■ WRITTEN TASK
Pull every line containing "Setting" out of the material below.

(Part of a data file)
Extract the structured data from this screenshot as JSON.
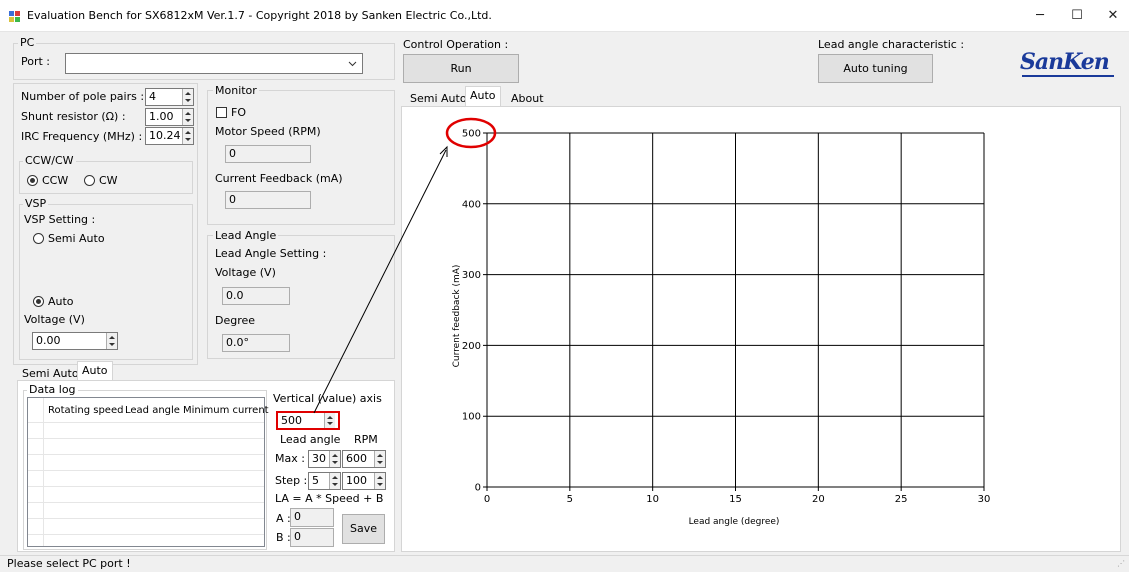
{
  "window": {
    "title": "Evaluation Bench for SX6812xM Ver.1.7 - Copyright 2018 by Sanken Electric Co.,Ltd.",
    "minimize": "─",
    "maximize": "☐",
    "close": "✕"
  },
  "pc": {
    "group": "PC",
    "port_label": "Port :",
    "port_value": ""
  },
  "params": {
    "pole_pairs_label": "Number of pole pairs :",
    "pole_pairs": "4",
    "shunt_label": "Shunt resistor (Ω) :",
    "shunt": "1.00",
    "irc_label": "IRC Frequency (MHz) :",
    "irc": "10.24"
  },
  "direction": {
    "group": "CCW/CW",
    "ccw": "CCW",
    "cw": "CW",
    "selected": "CCW"
  },
  "vsp": {
    "group": "VSP",
    "setting_label": "VSP Setting :",
    "semi_auto": "Semi Auto",
    "auto": "Auto",
    "voltage_label": "Voltage (V)",
    "voltage": "0.00"
  },
  "monitor": {
    "group": "Monitor",
    "fo_label": "FO",
    "speed_label": "Motor Speed (RPM)",
    "speed": "0",
    "current_label": "Current Feedback (mA)",
    "current": "0"
  },
  "lead_angle": {
    "group": "Lead Angle",
    "setting_label": "Lead Angle Setting :",
    "voltage_label": "Voltage (V)",
    "voltage": "0.0",
    "degree_label": "Degree",
    "degree": "0.0°"
  },
  "control": {
    "label": "Control Operation :",
    "run": "Run"
  },
  "lead_char": {
    "label": "Lead angle characteristic :",
    "auto_tuning": "Auto tuning"
  },
  "logo": "SanKen",
  "top_tabs": [
    "Semi Auto",
    "Auto",
    "About"
  ],
  "bottom_tabs": [
    "Semi Auto",
    "Auto"
  ],
  "datalog": {
    "group": "Data log",
    "columns": [
      "Rotating speed",
      "Lead angle",
      "Minimum current"
    ],
    "vaxis_label": "Vertical (value) axis",
    "vaxis_value": "500",
    "lead_angle_hdr": "Lead angle",
    "rpm_hdr": "RPM",
    "max_label": "Max :",
    "max_la": "30",
    "max_rpm": "600",
    "step_label": "Step :",
    "step_la": "5",
    "step_rpm": "100",
    "formula": "LA = A * Speed + B",
    "a_label": "A :",
    "a_value": "0",
    "b_label": "B :",
    "b_value": "0",
    "save": "Save"
  },
  "status": "Please select PC port !",
  "colors": {
    "highlight_red": "#e00000",
    "logo_blue": "#1a3a9a"
  },
  "chart_data": {
    "type": "line",
    "series": [],
    "xlabel": "Lead angle (degree)",
    "ylabel": "Current feedback (mA)",
    "xlim": [
      0,
      30
    ],
    "ylim": [
      0,
      500
    ],
    "xticks": [
      0,
      5,
      10,
      15,
      20,
      25,
      30
    ],
    "yticks": [
      0,
      100,
      200,
      300,
      400,
      500
    ],
    "grid": true
  }
}
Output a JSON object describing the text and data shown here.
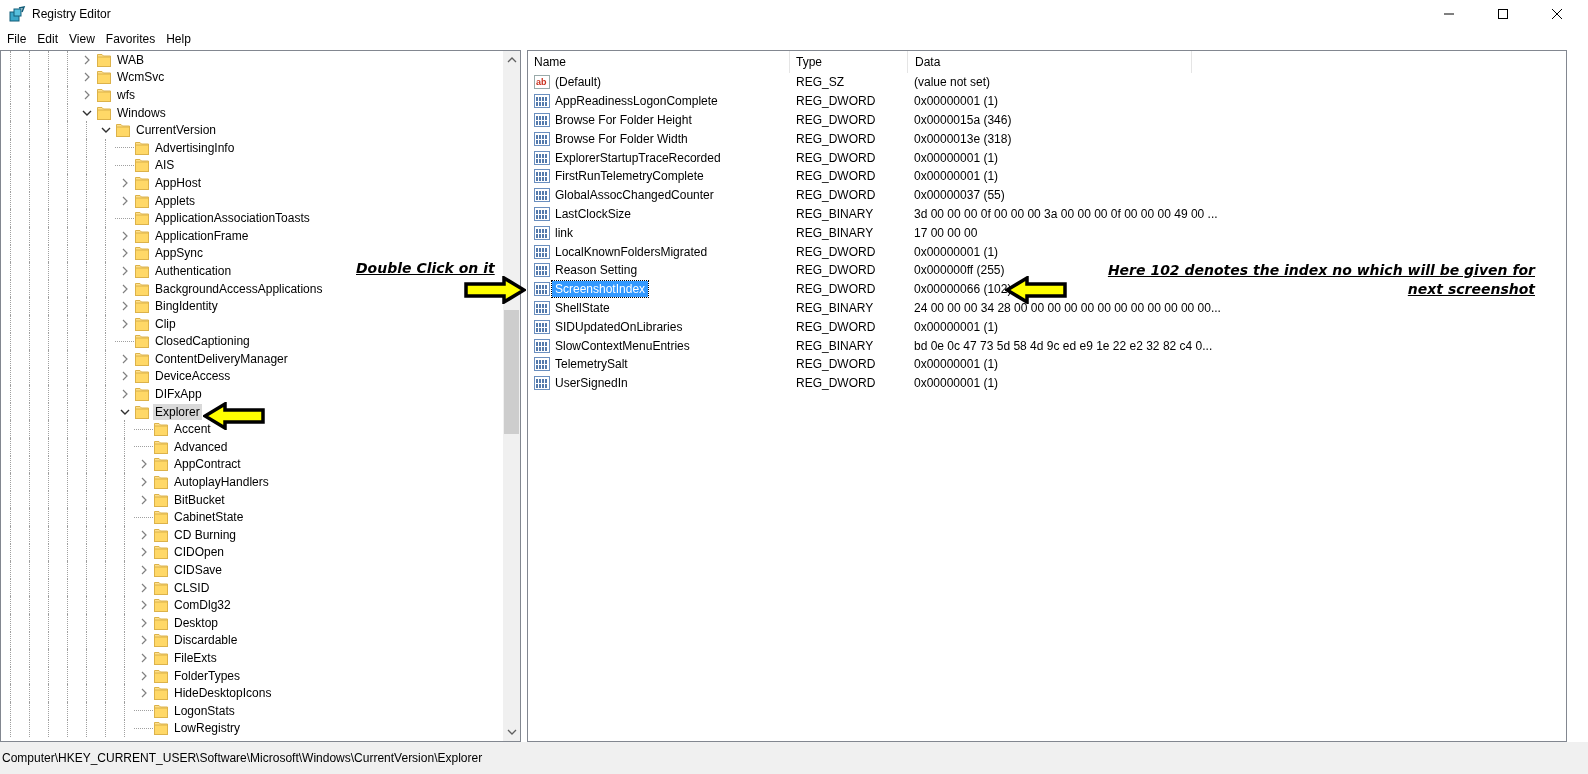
{
  "window": {
    "title": "Registry Editor"
  },
  "menu": [
    "File",
    "Edit",
    "View",
    "Favorites",
    "Help"
  ],
  "tree": [
    {
      "label": "WAB",
      "expandable": true,
      "expanded": false,
      "selected": false
    },
    {
      "label": "WcmSvc",
      "expandable": true,
      "expanded": false,
      "selected": false
    },
    {
      "label": "wfs",
      "expandable": true,
      "expanded": false,
      "selected": false
    },
    {
      "label": "Windows",
      "expandable": true,
      "expanded": true,
      "selected": false,
      "children": [
        {
          "label": "CurrentVersion",
          "expandable": true,
          "expanded": true,
          "selected": false,
          "children": [
            {
              "label": "AdvertisingInfo",
              "expandable": false,
              "selected": false
            },
            {
              "label": "AIS",
              "expandable": false,
              "selected": false
            },
            {
              "label": "AppHost",
              "expandable": true,
              "expanded": false,
              "selected": false
            },
            {
              "label": "Applets",
              "expandable": true,
              "expanded": false,
              "selected": false
            },
            {
              "label": "ApplicationAssociationToasts",
              "expandable": false,
              "selected": false
            },
            {
              "label": "ApplicationFrame",
              "expandable": true,
              "expanded": false,
              "selected": false
            },
            {
              "label": "AppSync",
              "expandable": true,
              "expanded": false,
              "selected": false
            },
            {
              "label": "Authentication",
              "expandable": true,
              "expanded": false,
              "selected": false
            },
            {
              "label": "BackgroundAccessApplications",
              "expandable": true,
              "expanded": false,
              "selected": false
            },
            {
              "label": "BingIdentity",
              "expandable": true,
              "expanded": false,
              "selected": false
            },
            {
              "label": "Clip",
              "expandable": true,
              "expanded": false,
              "selected": false
            },
            {
              "label": "ClosedCaptioning",
              "expandable": false,
              "selected": false
            },
            {
              "label": "ContentDeliveryManager",
              "expandable": true,
              "expanded": false,
              "selected": false
            },
            {
              "label": "DeviceAccess",
              "expandable": true,
              "expanded": false,
              "selected": false
            },
            {
              "label": "DIFxApp",
              "expandable": true,
              "expanded": false,
              "selected": false
            },
            {
              "label": "Explorer",
              "expandable": true,
              "expanded": true,
              "selected": true,
              "children": [
                {
                  "label": "Accent",
                  "expandable": false,
                  "selected": false
                },
                {
                  "label": "Advanced",
                  "expandable": false,
                  "selected": false
                },
                {
                  "label": "AppContract",
                  "expandable": true,
                  "expanded": false,
                  "selected": false
                },
                {
                  "label": "AutoplayHandlers",
                  "expandable": true,
                  "expanded": false,
                  "selected": false
                },
                {
                  "label": "BitBucket",
                  "expandable": true,
                  "expanded": false,
                  "selected": false
                },
                {
                  "label": "CabinetState",
                  "expandable": false,
                  "selected": false
                },
                {
                  "label": "CD Burning",
                  "expandable": true,
                  "expanded": false,
                  "selected": false
                },
                {
                  "label": "CIDOpen",
                  "expandable": true,
                  "expanded": false,
                  "selected": false
                },
                {
                  "label": "CIDSave",
                  "expandable": true,
                  "expanded": false,
                  "selected": false
                },
                {
                  "label": "CLSID",
                  "expandable": true,
                  "expanded": false,
                  "selected": false
                },
                {
                  "label": "ComDlg32",
                  "expandable": true,
                  "expanded": false,
                  "selected": false
                },
                {
                  "label": "Desktop",
                  "expandable": true,
                  "expanded": false,
                  "selected": false
                },
                {
                  "label": "Discardable",
                  "expandable": true,
                  "expanded": false,
                  "selected": false
                },
                {
                  "label": "FileExts",
                  "expandable": true,
                  "expanded": false,
                  "selected": false
                },
                {
                  "label": "FolderTypes",
                  "expandable": true,
                  "expanded": false,
                  "selected": false
                },
                {
                  "label": "HideDesktopIcons",
                  "expandable": true,
                  "expanded": false,
                  "selected": false
                },
                {
                  "label": "LogonStats",
                  "expandable": false,
                  "selected": false
                },
                {
                  "label": "LowRegistry",
                  "expandable": false,
                  "selected": false
                }
              ]
            }
          ]
        }
      ]
    }
  ],
  "table": {
    "columns": [
      "Name",
      "Type",
      "Data"
    ],
    "rows": [
      {
        "kind": "string",
        "icon_label": "ab",
        "name": "(Default)",
        "type": "REG_SZ",
        "data": "(value not set)",
        "selected": false
      },
      {
        "kind": "binary",
        "name": "AppReadinessLogonComplete",
        "type": "REG_DWORD",
        "data": "0x00000001 (1)",
        "selected": false
      },
      {
        "kind": "binary",
        "name": "Browse For Folder Height",
        "type": "REG_DWORD",
        "data": "0x0000015a (346)",
        "selected": false
      },
      {
        "kind": "binary",
        "name": "Browse For Folder Width",
        "type": "REG_DWORD",
        "data": "0x0000013e (318)",
        "selected": false
      },
      {
        "kind": "binary",
        "name": "ExplorerStartupTraceRecorded",
        "type": "REG_DWORD",
        "data": "0x00000001 (1)",
        "selected": false
      },
      {
        "kind": "binary",
        "name": "FirstRunTelemetryComplete",
        "type": "REG_DWORD",
        "data": "0x00000001 (1)",
        "selected": false
      },
      {
        "kind": "binary",
        "name": "GlobalAssocChangedCounter",
        "type": "REG_DWORD",
        "data": "0x00000037 (55)",
        "selected": false
      },
      {
        "kind": "binary",
        "name": "LastClockSize",
        "type": "REG_BINARY",
        "data": "3d 00 00 00 0f 00 00 00 3a 00 00 00 0f 00 00 00 49 00 ...",
        "selected": false
      },
      {
        "kind": "binary",
        "name": "link",
        "type": "REG_BINARY",
        "data": "17 00 00 00",
        "selected": false
      },
      {
        "kind": "binary",
        "name": "LocalKnownFoldersMigrated",
        "type": "REG_DWORD",
        "data": "0x00000001 (1)",
        "selected": false
      },
      {
        "kind": "binary",
        "name": "Reason Setting",
        "type": "REG_DWORD",
        "data": "0x000000ff (255)",
        "selected": false
      },
      {
        "kind": "binary",
        "name": "ScreenshotIndex",
        "type": "REG_DWORD",
        "data": "0x00000066 (102)",
        "selected": true
      },
      {
        "kind": "binary",
        "name": "ShellState",
        "type": "REG_BINARY",
        "data": "24 00 00 00 34 28 00 00 00 00 00 00 00 00 00 00 00 00...",
        "selected": false
      },
      {
        "kind": "binary",
        "name": "SIDUpdatedOnLibraries",
        "type": "REG_DWORD",
        "data": "0x00000001 (1)",
        "selected": false
      },
      {
        "kind": "binary",
        "name": "SlowContextMenuEntries",
        "type": "REG_BINARY",
        "data": "bd 0e 0c 47 73 5d 58 4d 9c ed e9 1e 22 e2 32 82 c4 0...",
        "selected": false
      },
      {
        "kind": "binary",
        "name": "TelemetrySalt",
        "type": "REG_DWORD",
        "data": "0x00000001 (1)",
        "selected": false
      },
      {
        "kind": "binary",
        "name": "UserSignedIn",
        "type": "REG_DWORD",
        "data": "0x00000001 (1)",
        "selected": false
      }
    ]
  },
  "annotations": [
    {
      "kind": "double-click",
      "text": "Double Click on it"
    },
    {
      "kind": "index-note",
      "text": "Here 102 denotes the index no which will be given for next screenshot"
    }
  ],
  "status_bar": "Computer\\HKEY_CURRENT_USER\\Software\\Microsoft\\Windows\\CurrentVersion\\Explorer"
}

■ ANSWER FOR THIS EXERCISE
    "setting_label": "VSP Setting :",
    "setting_label": "Lead Angle Setting :",
        "name": "Reason Setting",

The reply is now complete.